State the number of lines that contain "title", with no other text.

[Dataset items]

┄┄┄┄┄┄

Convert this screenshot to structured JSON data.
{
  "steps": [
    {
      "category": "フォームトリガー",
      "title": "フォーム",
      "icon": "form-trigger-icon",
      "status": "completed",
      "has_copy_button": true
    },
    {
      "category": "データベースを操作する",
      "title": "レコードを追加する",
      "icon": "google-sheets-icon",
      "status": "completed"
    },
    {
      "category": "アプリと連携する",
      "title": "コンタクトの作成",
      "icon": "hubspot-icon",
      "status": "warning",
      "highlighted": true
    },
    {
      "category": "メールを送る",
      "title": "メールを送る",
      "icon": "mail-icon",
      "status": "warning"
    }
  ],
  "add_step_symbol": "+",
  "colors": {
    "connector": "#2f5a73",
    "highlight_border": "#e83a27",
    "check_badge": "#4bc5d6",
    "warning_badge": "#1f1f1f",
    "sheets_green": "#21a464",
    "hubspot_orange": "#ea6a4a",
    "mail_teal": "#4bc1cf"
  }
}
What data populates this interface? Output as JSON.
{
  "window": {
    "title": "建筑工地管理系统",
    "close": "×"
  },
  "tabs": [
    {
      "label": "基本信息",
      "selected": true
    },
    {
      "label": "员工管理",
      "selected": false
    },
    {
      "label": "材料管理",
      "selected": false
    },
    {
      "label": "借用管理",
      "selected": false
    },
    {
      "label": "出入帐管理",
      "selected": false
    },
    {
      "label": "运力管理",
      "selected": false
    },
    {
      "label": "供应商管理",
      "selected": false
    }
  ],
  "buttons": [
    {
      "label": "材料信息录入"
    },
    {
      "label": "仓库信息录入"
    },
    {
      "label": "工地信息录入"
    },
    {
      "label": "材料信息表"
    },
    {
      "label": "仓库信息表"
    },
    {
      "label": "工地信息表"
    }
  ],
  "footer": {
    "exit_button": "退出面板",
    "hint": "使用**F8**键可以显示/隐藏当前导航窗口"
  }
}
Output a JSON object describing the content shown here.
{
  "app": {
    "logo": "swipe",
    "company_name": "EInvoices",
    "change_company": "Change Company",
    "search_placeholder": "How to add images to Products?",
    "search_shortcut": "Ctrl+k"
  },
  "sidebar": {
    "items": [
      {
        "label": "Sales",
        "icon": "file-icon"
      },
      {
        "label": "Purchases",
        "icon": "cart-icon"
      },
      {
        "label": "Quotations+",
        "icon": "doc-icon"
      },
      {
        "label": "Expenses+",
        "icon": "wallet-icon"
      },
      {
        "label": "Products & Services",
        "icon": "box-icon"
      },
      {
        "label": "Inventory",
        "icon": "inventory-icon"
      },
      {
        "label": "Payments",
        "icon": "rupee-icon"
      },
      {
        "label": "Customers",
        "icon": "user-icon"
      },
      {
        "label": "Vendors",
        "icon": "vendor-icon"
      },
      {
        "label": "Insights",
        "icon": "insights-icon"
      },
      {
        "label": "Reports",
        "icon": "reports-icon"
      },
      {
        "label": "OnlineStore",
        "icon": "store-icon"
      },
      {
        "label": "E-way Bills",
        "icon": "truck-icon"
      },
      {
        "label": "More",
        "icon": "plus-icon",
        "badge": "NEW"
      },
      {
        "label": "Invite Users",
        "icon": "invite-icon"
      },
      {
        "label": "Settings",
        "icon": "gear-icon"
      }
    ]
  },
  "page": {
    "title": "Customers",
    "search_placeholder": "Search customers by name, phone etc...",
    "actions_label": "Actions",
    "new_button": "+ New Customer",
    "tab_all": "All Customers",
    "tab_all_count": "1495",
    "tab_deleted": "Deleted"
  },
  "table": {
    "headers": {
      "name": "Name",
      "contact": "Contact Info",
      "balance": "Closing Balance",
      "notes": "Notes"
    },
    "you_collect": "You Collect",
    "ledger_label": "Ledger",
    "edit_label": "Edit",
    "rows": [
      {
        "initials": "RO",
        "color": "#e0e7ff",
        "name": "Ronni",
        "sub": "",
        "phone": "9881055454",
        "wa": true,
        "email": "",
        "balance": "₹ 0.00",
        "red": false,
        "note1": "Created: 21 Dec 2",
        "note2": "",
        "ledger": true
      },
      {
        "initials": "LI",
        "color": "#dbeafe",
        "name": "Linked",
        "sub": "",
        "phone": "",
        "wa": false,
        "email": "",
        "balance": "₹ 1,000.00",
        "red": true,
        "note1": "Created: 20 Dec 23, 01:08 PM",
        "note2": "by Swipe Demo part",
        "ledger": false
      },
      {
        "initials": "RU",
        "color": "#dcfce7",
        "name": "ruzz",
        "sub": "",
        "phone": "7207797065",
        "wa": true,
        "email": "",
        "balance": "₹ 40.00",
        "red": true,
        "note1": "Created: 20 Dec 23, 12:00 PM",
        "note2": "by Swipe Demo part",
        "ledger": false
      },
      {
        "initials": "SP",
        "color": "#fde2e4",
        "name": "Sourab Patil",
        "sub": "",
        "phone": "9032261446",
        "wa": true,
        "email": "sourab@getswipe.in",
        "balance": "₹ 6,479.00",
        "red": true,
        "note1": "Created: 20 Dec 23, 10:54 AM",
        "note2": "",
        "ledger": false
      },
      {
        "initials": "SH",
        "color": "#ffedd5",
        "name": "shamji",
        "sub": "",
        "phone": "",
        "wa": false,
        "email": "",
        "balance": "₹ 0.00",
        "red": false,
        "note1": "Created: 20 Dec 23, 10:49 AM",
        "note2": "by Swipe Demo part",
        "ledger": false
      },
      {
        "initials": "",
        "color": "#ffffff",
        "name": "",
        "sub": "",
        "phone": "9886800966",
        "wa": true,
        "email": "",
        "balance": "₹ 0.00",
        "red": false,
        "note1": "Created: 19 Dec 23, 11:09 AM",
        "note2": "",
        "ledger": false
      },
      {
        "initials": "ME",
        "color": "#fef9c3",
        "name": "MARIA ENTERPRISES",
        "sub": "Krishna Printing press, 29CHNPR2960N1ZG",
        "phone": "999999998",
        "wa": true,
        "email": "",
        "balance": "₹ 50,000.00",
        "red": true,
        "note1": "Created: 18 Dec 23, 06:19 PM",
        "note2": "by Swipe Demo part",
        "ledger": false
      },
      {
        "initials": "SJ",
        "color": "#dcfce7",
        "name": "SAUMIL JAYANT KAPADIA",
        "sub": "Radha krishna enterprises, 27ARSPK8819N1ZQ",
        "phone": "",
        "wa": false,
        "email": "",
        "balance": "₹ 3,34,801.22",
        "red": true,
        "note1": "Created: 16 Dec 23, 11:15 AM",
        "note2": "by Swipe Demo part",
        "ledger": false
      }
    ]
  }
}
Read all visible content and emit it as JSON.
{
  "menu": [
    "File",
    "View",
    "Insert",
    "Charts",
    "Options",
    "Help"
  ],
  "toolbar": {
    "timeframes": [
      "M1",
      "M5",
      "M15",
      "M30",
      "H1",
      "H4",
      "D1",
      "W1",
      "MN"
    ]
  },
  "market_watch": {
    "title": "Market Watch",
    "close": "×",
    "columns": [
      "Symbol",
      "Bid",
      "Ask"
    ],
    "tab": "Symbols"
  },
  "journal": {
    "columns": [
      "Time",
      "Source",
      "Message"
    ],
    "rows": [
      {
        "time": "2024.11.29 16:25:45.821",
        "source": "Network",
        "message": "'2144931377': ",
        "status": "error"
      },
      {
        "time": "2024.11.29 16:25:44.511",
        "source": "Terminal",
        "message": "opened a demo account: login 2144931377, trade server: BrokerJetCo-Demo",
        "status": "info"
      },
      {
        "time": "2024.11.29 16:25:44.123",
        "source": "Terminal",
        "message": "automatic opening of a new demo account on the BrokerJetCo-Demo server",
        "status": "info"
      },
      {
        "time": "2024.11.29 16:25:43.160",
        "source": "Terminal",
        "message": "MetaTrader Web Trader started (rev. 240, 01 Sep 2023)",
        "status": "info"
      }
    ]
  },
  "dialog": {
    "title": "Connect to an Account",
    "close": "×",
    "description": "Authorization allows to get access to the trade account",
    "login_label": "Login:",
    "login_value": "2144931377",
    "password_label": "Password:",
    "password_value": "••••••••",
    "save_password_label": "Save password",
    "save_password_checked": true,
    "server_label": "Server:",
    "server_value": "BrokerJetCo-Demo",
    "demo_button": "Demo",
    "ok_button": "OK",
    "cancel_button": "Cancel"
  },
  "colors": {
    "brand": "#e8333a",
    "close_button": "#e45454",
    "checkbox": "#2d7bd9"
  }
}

┄┄┄┄┄┄

FINISHED TASK: 8